= Problem description =
Looking at each line of the data below, tally those that contain the word "xlabel" and give only the total.

= Records =
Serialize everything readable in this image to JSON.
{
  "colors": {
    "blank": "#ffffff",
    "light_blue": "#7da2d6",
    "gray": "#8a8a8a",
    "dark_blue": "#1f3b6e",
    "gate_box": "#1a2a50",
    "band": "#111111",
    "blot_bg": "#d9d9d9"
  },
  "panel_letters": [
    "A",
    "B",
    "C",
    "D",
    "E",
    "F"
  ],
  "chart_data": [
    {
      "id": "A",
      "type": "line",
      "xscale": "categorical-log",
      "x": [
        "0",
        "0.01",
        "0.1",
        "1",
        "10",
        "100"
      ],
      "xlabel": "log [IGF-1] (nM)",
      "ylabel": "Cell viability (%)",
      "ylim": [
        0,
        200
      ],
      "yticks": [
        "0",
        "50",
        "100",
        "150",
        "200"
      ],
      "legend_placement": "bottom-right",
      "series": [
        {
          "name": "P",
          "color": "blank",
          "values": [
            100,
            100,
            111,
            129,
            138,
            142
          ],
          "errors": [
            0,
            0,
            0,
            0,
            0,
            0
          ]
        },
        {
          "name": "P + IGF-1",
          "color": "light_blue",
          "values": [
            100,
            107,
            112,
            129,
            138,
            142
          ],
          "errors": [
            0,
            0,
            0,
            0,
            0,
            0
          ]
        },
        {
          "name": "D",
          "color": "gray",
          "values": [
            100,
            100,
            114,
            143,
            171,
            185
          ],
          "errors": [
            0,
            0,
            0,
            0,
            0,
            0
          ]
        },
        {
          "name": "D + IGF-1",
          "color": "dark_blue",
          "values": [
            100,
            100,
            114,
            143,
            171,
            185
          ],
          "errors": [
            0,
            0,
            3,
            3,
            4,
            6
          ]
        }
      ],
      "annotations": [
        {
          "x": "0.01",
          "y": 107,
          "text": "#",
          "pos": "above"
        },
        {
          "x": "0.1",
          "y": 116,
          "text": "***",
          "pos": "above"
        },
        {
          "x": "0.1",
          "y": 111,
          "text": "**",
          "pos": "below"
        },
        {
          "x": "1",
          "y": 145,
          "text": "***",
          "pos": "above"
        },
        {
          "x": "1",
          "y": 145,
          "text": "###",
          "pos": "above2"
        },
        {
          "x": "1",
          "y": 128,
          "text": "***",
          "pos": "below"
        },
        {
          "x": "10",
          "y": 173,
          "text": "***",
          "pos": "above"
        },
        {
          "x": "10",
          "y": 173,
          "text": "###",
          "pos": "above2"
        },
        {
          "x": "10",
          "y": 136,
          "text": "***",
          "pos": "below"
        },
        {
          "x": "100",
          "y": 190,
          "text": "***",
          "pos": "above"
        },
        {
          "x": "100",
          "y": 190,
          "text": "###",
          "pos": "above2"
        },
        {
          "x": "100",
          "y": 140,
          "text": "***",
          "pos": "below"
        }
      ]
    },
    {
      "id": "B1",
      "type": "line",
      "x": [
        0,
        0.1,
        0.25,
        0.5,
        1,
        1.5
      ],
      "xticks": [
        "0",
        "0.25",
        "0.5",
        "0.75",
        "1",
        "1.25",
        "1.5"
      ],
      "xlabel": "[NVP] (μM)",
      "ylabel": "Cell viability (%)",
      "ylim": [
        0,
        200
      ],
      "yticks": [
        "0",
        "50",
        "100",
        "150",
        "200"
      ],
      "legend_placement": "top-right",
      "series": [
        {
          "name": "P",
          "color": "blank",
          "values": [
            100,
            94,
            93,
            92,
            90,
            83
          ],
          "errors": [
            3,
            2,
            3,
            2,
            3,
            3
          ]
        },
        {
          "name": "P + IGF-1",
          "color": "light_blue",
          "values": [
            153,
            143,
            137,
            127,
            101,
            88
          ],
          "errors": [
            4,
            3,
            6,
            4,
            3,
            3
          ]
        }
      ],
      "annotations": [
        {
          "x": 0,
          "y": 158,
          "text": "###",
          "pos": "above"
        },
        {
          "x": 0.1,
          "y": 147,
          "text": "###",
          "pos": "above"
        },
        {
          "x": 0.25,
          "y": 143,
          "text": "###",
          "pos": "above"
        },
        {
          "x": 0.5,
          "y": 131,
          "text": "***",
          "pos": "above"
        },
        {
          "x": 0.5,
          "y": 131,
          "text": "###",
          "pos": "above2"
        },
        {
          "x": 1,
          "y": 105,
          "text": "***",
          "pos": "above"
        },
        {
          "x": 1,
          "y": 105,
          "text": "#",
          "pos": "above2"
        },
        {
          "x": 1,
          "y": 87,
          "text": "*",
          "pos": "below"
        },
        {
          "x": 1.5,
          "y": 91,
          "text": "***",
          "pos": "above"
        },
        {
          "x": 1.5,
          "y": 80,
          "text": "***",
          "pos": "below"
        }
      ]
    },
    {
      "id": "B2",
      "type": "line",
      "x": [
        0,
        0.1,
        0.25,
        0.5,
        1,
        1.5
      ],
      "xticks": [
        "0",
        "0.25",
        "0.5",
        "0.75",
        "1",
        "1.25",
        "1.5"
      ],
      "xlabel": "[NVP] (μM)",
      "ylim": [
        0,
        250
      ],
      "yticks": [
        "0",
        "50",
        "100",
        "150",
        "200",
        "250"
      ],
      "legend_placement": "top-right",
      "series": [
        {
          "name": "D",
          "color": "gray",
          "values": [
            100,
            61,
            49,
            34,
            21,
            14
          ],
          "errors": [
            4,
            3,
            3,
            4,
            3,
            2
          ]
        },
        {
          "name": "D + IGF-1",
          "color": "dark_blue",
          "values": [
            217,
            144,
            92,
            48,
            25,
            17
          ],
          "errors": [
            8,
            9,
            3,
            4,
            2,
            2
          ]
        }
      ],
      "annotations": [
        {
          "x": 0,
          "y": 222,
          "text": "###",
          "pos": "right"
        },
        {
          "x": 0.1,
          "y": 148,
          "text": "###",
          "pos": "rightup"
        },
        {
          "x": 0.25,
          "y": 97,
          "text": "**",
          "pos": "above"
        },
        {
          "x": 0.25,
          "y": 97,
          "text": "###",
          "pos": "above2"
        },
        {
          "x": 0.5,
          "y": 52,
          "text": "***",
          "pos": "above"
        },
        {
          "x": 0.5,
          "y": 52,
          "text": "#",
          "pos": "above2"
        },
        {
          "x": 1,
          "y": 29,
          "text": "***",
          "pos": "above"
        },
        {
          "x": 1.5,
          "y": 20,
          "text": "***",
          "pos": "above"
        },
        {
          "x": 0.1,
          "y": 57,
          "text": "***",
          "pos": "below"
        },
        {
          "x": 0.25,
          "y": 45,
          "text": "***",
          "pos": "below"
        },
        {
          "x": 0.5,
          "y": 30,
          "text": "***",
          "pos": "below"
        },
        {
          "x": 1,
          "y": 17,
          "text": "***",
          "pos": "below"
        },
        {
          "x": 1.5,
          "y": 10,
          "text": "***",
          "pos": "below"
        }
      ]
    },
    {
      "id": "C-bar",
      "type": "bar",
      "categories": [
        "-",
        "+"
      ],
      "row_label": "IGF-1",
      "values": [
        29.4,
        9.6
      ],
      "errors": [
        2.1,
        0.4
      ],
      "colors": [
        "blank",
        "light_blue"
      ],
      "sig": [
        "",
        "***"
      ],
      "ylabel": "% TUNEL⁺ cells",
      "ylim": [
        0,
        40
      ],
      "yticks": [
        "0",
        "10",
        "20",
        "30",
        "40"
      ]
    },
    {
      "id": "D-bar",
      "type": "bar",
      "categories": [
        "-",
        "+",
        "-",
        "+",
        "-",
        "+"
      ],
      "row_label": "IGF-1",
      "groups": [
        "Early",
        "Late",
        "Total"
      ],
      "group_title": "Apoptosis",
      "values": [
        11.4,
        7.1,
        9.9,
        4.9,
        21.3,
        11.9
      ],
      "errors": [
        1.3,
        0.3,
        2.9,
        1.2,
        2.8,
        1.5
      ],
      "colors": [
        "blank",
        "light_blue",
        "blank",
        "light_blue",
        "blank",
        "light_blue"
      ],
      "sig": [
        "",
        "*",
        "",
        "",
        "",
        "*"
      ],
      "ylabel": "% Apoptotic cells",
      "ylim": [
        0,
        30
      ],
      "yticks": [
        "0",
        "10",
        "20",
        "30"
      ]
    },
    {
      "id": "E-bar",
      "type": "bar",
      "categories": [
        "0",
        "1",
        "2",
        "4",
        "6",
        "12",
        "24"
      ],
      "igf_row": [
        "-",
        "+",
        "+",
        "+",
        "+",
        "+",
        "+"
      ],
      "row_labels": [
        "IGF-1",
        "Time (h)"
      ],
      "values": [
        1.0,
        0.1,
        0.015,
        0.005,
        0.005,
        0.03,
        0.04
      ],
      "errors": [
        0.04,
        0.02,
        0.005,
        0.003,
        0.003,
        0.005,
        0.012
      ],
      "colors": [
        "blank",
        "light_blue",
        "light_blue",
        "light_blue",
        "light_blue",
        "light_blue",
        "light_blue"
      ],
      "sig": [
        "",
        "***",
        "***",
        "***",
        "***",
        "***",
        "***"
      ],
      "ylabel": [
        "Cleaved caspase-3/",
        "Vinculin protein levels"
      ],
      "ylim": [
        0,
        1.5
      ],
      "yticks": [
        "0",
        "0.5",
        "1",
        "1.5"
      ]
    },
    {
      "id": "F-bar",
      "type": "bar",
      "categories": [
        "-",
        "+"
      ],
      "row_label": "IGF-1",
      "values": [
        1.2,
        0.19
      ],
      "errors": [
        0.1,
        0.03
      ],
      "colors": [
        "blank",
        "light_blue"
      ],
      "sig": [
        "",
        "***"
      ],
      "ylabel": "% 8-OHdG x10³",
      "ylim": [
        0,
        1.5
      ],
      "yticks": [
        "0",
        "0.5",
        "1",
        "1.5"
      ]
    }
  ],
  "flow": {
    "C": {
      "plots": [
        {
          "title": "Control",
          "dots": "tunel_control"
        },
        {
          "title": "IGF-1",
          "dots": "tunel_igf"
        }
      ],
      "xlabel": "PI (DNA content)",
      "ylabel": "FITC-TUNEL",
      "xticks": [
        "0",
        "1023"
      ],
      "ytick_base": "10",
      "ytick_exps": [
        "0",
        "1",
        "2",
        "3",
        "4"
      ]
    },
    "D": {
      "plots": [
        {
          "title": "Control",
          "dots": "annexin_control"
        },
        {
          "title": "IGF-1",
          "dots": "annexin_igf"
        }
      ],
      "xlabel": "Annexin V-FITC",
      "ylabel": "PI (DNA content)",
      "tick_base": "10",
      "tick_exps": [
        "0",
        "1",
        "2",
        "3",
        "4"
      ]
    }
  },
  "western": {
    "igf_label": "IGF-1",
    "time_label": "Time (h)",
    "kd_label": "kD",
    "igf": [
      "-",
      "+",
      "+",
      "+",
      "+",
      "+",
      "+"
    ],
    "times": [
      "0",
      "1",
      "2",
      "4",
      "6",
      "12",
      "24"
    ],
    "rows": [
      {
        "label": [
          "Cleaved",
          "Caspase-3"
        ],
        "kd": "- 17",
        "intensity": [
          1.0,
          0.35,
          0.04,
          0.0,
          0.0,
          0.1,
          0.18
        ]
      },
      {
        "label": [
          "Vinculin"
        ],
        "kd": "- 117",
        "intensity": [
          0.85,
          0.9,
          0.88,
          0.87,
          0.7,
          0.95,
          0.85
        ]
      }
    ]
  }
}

= Result =
5